* [EXERCISE OBJECTIVE] The full set of entries has to be output exactly.

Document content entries
= = =
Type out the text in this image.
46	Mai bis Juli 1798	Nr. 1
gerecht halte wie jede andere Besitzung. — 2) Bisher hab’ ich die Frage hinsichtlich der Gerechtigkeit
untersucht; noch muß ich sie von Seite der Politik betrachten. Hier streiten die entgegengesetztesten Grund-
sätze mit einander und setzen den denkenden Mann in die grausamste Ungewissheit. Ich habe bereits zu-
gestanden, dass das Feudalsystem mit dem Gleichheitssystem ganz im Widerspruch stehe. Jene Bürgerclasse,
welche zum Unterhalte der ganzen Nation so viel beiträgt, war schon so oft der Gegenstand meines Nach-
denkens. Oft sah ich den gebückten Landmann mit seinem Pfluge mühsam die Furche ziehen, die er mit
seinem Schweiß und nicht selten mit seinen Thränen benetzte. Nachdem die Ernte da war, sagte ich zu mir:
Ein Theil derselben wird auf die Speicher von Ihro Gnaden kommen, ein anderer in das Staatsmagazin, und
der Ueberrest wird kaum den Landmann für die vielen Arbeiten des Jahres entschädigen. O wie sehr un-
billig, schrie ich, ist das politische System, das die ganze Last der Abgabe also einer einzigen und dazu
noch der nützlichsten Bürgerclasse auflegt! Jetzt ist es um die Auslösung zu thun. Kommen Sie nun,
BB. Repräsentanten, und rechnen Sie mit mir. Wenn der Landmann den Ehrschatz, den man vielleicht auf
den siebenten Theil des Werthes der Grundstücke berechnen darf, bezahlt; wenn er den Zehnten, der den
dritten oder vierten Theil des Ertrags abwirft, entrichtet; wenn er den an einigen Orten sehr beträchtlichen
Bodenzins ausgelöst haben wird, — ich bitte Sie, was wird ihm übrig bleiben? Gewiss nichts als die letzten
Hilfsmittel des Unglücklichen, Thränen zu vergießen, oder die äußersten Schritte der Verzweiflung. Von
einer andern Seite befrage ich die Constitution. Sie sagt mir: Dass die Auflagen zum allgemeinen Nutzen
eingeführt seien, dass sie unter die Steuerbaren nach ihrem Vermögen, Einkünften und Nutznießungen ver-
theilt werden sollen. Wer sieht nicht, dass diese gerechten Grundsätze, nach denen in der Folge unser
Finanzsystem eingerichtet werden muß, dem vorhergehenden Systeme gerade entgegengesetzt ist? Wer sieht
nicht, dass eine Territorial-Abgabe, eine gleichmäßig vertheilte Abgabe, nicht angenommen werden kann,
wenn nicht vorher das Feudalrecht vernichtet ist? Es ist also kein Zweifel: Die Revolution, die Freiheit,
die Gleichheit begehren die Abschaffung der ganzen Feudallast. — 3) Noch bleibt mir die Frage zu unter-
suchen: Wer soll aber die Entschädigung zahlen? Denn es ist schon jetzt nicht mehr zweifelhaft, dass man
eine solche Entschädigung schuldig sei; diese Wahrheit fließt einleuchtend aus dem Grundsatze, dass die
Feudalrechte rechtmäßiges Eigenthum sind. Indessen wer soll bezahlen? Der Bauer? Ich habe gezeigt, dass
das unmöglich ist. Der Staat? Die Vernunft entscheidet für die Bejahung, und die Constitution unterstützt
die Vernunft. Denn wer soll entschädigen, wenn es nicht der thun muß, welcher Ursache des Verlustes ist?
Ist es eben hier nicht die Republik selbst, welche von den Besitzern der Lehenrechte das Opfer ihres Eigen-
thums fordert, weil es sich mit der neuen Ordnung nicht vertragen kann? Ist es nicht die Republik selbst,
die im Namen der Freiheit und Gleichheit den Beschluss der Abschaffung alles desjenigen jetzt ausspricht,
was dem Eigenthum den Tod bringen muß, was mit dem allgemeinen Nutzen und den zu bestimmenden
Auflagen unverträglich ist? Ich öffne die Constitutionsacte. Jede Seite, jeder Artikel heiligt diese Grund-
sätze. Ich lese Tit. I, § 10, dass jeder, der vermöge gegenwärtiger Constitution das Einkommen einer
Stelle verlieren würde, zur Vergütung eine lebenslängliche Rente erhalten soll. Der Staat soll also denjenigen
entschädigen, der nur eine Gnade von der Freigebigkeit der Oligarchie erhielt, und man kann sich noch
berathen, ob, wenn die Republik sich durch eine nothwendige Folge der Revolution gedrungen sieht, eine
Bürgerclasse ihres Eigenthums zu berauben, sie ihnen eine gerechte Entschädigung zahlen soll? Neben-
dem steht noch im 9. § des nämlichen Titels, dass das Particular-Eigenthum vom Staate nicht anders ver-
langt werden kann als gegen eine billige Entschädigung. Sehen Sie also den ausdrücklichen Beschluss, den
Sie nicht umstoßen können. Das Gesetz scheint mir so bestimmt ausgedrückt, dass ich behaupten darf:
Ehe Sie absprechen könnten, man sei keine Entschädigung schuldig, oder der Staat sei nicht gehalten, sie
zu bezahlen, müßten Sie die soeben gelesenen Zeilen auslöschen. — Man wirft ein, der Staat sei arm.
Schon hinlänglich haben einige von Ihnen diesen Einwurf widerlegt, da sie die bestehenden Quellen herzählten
= = =
* [EXPECTED ANSWER]
Type out the text in this image.
46	Mai bis Juli 1798	Nr. 1
gerecht halte wie jede andere Besitzung. — 2) Bisher hab’ ich die Frage hinsichtlich der Gerechtigkeit
untersucht; noch muß ich sie von Seite der Politik betrachten. Hier streiten die entgegengesetztesten Grund-
sätze mit einander und setzen den denkenden Mann in die grausamste Ungewissheit. Ich habe bereits zu-
gestanden, dass das Feudalsystem mit dem Gleichheitssystem ganz im Widerspruch stehe. Jene Bürgerclasse,
welche zum Unterhalte der ganzen Nation so viel beiträgt, war schon so oft der Gegenstand meines Nach-
denkens. Oft sah ich den gebückten Landmann mit seinem Pfluge mühsam die Furche ziehen, die er mit
seinem Schweiß und nicht selten mit seinen Thränen benetzte. Nachdem die Ernte da war, sagte ich zu mir:
Ein Theil derselben wird auf die Speicher von Ihro Gnaden kommen, ein anderer in das Staatsmagazin, und
der Ueberrest wird kaum den Landmann für die vielen Arbeiten des Jahres entschädigen. O wie sehr un-
billig, schrie ich, ist das politische System, das die ganze Last der Abgabe also einer einzigen und dazu
noch der nützlichsten Bürgerclasse auflegt! Jetzt ist es um die Auslösung zu thun. Kommen Sie nun,
BB. Repräsentanten, und rechnen Sie mit mir. Wenn der Landmann den Ehrschatz, den man vielleicht auf
den siebenten Theil des Werthes der Grundstücke berechnen darf, bezahlt; wenn er den Zehnten, der den
dritten oder vierten Theil des Ertrags abwirft, entrichtet; wenn er den an einigen Orten sehr beträchtlichen
Bodenzins ausgelöst haben wird, — ich bitte Sie, was wird ihm übrig bleiben? Gewiss nichts als die letzten
Hilfsmittel des Unglücklichen, Thränen zu vergießen, oder die äußersten Schritte der Verzweiflung. Von
einer andern Seite befrage ich die Constitution. Sie sagt mir: Dass die Auflagen zum allgemeinen Nutzen
eingeführt seien, dass sie unter die Steuerbaren nach ihrem Vermögen, Einkünften und Nutznießungen ver-
theilt werden sollen. Wer sieht nicht, dass diese gerechten Grundsätze, nach denen in der Folge unser
Finanzsystem eingerichtet werden muß, dem vorhergehenden Systeme gerade entgegengesetzt ist? Wer sieht
nicht, dass eine Territorial-Abgabe, eine gleichmäßig vertheilte Abgabe, nicht angenommen werden kann,
wenn nicht vorher das Feudalrecht vernichtet ist? Es ist also kein Zweifel: Die Revolution, die Freiheit,
die Gleichheit begehren die Abschaffung der ganzen Feudallast. — 3) Noch bleibt mir die Frage zu unter-
suchen: Wer soll aber die Entschädigung zahlen? Denn es ist schon jetzt nicht mehr zweifelhaft, dass man
eine solche Entschädigung schuldig sei; diese Wahrheit fließt einleuchtend aus dem Grundsatze, dass die
Feudalrechte rechtmäßiges Eigenthum sind. Indessen wer soll bezahlen? Der Bauer? Ich habe gezeigt, dass
das unmöglich ist. Der Staat? Die Vernunft entscheidet für die Bejahung, und die Constitution unterstützt
die Vernunft. Denn wer soll entschädigen, wenn es nicht der thun muß, welcher Ursache des Verlustes ist?
Ist es eben hier nicht die Republik selbst, welche von den Besitzern der Lehenrechte das Opfer ihres Eigen-
thums fordert, weil es sich mit der neuen Ordnung nicht vertragen kann? Ist es nicht die Republik selbst,
die im Namen der Freiheit und Gleichheit den Beschluss der Abschaffung alles desjenigen jetzt ausspricht,
was dem Eigenthum den Tod bringen muß, was mit dem allgemeinen Nutzen und den zu bestimmenden
Auflagen unverträglich ist? Ich öffne die Constitutionsacte. Jede Seite, jeder Artikel heiligt diese Grund-
sätze. Ich lese Tit. I, § 10, dass jeder, der vermöge gegenwärtiger Constitution das Einkommen einer
Stelle verlieren würde, zur Vergütung eine lebenslängliche Rente erhalten soll. Der Staat soll also denjenigen
entschädigen, der nur eine Gnade von der Freigebigkeit der Oligarchie erhielt, und man kann sich noch
berathen, ob, wenn die Republik sich durch eine nothwendige Folge der Revolution gedrungen sieht, eine
Bürgerclasse ihres Eigenthums zu berauben, sie ihnen eine gerechte Entschädigung zahlen soll? Neben-
dem steht noch im 9. § des nämlichen Titels, dass das Particular-Eigenthum vom Staate nicht anders ver-
langt werden kann als gegen eine billige Entschädigung. Sehen Sie also den ausdrücklichen Beschluss, den
Sie nicht umstoßen können. Das Gesetz scheint mir so bestimmt ausgedrückt, dass ich behaupten darf:
Ehe Sie absprechen könnten, man sei keine Entschädigung schuldig, oder der Staat sei nicht gehalten, sie
zu bezahlen, müßten Sie die soeben gelesenen Zeilen auslöschen. — Man wirft ein, der Staat sei arm.
Schon hinlänglich haben einige von Ihnen diesen Einwurf widerlegt, da sie die bestehenden Quellen herzählten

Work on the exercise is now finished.